* **Problem to work on**: For every line in the records that has the word "this", make a copy.

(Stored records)

------------

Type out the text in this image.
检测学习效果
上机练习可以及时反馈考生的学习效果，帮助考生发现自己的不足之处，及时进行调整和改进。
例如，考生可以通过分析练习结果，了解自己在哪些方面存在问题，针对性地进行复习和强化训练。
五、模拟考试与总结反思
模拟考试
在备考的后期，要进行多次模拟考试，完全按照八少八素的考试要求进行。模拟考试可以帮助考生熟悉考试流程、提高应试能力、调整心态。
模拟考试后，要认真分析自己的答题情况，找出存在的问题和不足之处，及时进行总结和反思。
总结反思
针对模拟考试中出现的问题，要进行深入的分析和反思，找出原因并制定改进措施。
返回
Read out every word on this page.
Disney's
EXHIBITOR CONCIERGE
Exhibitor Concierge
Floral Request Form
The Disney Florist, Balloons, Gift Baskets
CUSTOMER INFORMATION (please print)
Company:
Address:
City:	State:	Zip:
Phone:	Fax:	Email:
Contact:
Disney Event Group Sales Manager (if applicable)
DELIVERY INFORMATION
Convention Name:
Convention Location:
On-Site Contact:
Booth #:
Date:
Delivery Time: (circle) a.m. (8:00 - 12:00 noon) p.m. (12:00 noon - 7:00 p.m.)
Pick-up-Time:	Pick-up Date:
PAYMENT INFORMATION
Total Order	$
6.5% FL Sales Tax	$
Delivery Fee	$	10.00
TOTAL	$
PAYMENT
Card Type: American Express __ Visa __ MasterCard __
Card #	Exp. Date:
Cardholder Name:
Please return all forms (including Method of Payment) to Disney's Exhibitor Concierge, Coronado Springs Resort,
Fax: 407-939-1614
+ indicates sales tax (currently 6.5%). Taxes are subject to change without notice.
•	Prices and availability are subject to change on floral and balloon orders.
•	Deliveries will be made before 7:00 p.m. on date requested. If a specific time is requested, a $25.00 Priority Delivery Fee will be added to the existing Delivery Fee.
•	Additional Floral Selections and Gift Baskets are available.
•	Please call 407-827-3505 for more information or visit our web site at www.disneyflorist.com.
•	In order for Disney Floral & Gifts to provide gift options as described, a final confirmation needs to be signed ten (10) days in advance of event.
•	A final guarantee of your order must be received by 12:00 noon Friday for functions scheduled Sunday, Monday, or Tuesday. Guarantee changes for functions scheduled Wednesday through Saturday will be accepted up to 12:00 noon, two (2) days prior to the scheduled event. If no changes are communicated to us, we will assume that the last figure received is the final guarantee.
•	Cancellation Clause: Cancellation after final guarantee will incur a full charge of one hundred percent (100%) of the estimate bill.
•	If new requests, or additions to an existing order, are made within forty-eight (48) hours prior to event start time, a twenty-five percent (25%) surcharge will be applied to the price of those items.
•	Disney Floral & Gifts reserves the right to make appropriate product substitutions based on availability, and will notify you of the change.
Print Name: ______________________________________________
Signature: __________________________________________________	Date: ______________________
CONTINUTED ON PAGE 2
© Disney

------------

* **Final result**:
Type out the text in this image.
Read out every word on this page.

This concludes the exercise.